* _Your goal_: Output solely the number of lines containing the string "this".

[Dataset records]
---

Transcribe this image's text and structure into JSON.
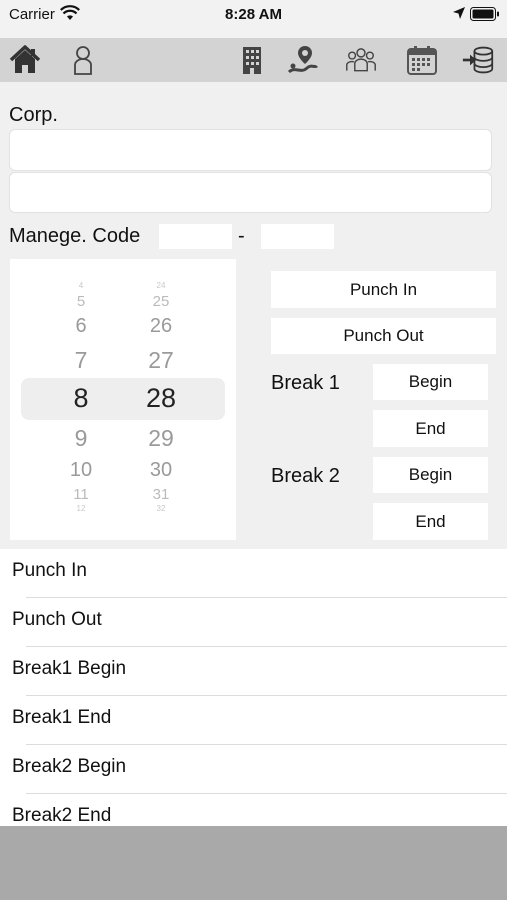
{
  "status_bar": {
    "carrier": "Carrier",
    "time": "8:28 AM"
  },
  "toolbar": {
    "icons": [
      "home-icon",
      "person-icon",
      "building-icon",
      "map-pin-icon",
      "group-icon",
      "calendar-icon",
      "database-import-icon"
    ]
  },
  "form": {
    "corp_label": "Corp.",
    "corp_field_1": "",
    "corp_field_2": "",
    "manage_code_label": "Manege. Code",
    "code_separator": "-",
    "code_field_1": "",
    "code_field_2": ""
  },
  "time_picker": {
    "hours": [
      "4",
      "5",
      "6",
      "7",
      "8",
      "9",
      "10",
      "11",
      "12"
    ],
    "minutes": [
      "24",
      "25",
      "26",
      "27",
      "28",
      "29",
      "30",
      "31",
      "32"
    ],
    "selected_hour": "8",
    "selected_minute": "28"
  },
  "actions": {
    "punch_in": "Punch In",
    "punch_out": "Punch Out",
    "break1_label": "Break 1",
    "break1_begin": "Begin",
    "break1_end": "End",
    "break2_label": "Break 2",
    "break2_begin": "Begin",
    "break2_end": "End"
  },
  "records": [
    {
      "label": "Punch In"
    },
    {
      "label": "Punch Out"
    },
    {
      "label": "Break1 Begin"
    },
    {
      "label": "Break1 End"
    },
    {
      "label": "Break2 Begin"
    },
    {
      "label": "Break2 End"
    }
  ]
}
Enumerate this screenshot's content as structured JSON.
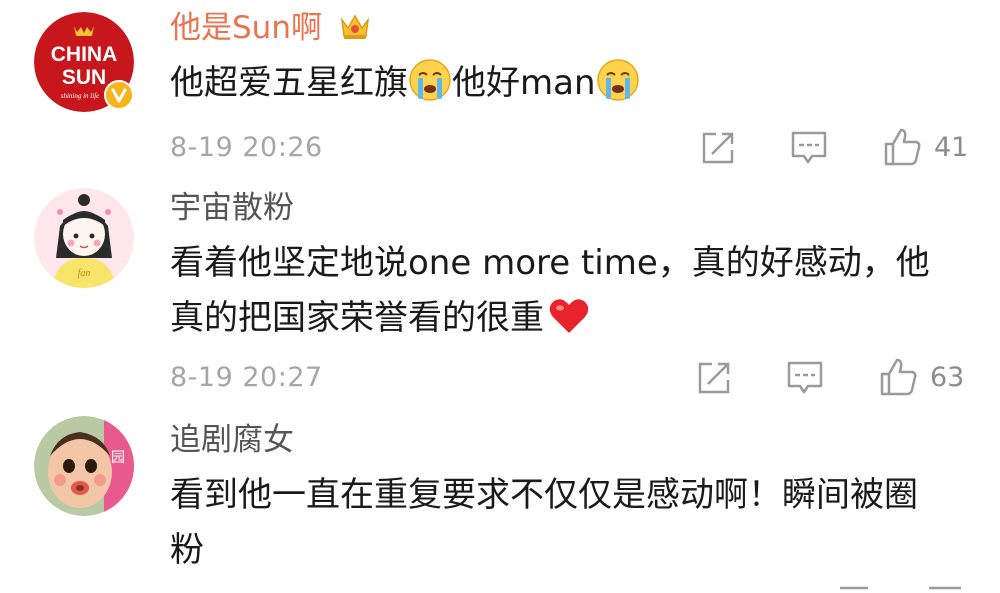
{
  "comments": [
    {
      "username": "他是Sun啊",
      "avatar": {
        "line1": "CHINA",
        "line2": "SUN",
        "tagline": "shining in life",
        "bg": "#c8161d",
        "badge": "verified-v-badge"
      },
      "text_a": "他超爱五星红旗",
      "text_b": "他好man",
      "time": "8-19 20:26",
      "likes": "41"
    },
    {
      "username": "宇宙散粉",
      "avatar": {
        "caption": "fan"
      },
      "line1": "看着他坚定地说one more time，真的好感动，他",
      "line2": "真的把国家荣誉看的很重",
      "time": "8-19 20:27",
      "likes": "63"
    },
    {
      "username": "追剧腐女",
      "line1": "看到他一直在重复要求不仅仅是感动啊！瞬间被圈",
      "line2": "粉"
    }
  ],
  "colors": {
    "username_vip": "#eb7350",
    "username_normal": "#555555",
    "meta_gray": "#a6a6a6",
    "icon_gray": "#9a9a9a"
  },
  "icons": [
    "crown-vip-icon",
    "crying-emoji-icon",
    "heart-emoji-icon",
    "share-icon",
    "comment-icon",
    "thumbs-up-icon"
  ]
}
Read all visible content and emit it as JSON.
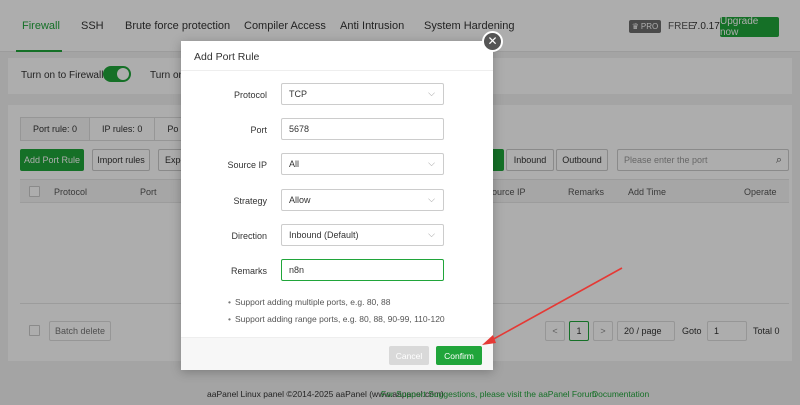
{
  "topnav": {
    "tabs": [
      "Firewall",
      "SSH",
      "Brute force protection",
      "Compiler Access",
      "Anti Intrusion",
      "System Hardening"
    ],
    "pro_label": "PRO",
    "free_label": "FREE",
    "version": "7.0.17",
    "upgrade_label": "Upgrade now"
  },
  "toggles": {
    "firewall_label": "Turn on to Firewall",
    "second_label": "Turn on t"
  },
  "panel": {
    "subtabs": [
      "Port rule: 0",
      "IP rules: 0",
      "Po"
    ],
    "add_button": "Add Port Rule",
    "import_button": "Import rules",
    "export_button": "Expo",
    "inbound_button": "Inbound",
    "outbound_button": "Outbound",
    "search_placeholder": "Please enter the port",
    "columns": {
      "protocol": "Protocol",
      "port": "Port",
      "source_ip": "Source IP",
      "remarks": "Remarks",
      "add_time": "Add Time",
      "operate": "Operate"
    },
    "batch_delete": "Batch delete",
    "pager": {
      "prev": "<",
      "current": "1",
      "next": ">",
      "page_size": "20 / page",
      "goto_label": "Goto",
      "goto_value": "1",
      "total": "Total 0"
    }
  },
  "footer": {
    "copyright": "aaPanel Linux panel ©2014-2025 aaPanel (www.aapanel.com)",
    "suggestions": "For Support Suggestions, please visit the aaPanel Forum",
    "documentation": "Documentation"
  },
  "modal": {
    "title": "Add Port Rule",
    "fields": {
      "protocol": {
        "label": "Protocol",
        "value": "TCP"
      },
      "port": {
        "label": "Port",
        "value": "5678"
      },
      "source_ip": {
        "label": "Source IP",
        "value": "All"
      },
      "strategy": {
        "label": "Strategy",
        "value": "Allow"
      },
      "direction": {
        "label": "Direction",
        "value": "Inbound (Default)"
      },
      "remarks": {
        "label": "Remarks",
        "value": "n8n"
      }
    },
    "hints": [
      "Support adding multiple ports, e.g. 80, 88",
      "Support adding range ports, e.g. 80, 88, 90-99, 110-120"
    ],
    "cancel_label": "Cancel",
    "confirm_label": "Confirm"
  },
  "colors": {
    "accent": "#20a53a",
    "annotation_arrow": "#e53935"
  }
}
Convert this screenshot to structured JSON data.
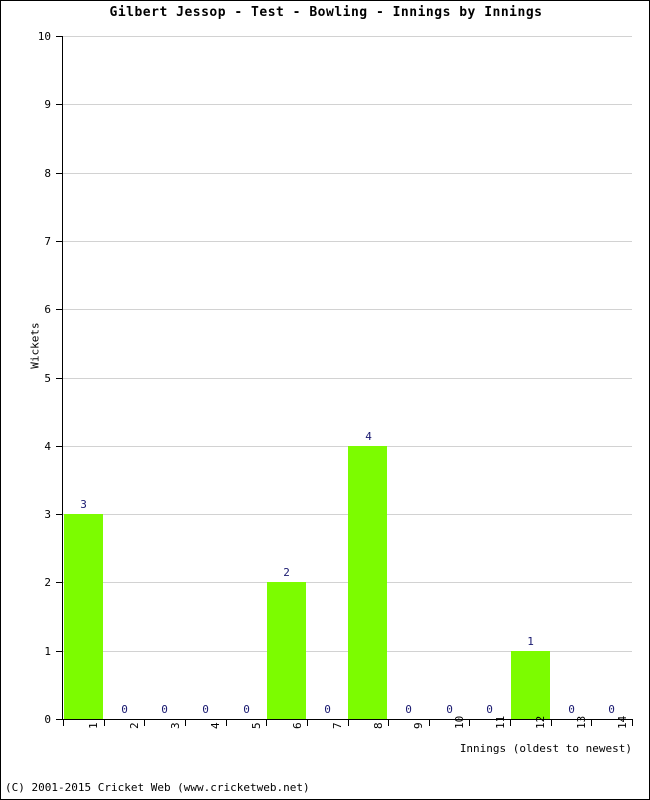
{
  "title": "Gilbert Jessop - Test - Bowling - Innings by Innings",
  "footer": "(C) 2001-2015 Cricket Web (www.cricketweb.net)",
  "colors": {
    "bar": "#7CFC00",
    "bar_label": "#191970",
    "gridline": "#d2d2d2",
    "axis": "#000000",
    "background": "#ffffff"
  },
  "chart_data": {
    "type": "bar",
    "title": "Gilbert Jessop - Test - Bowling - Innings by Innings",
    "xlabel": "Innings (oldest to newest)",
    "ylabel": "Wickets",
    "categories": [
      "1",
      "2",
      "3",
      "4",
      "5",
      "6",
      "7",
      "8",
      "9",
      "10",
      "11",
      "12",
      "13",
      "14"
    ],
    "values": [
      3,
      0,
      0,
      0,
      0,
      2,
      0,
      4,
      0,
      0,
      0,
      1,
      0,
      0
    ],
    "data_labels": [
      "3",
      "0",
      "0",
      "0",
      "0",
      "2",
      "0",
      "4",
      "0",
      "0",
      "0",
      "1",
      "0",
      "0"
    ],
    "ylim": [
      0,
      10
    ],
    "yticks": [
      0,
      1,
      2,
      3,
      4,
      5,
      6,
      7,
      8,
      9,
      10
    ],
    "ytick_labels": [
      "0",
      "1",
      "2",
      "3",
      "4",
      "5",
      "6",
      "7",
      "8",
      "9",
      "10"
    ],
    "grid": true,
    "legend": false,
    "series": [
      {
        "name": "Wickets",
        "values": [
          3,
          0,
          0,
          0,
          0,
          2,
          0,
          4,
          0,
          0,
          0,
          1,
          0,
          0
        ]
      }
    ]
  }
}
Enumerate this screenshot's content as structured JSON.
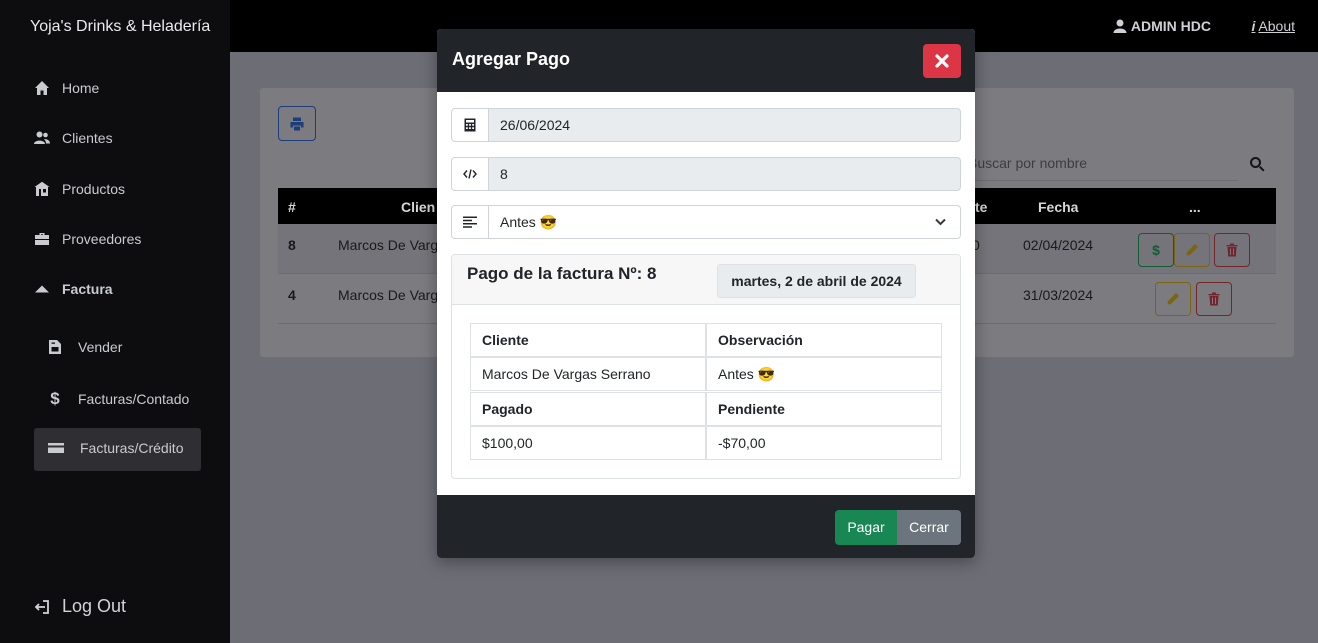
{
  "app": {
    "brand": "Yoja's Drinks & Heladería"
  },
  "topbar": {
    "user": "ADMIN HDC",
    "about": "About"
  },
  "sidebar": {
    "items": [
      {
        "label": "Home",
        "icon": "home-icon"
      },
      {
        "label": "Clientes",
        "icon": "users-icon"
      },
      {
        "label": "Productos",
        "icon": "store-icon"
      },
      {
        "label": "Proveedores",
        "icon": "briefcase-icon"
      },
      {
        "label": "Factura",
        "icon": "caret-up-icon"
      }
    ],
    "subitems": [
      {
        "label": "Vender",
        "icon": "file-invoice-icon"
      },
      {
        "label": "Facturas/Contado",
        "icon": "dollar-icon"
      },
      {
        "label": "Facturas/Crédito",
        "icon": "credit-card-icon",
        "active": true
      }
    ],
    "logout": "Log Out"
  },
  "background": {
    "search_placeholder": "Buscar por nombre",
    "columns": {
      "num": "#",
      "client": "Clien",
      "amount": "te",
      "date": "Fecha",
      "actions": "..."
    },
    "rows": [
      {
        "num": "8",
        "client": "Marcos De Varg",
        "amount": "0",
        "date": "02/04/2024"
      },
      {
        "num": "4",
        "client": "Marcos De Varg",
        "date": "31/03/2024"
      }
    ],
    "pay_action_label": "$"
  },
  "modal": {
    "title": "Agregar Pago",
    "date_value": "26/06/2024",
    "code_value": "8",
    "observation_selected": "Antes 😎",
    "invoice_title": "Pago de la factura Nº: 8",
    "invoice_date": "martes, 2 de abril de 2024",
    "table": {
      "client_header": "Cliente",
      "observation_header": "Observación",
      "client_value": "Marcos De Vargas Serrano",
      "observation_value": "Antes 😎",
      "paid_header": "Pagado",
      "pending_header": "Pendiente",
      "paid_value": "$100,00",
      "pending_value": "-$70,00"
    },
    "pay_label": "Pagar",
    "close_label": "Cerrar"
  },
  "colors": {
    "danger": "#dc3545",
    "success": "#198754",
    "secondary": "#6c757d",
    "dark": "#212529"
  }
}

---

* _Solution to the problem_: 4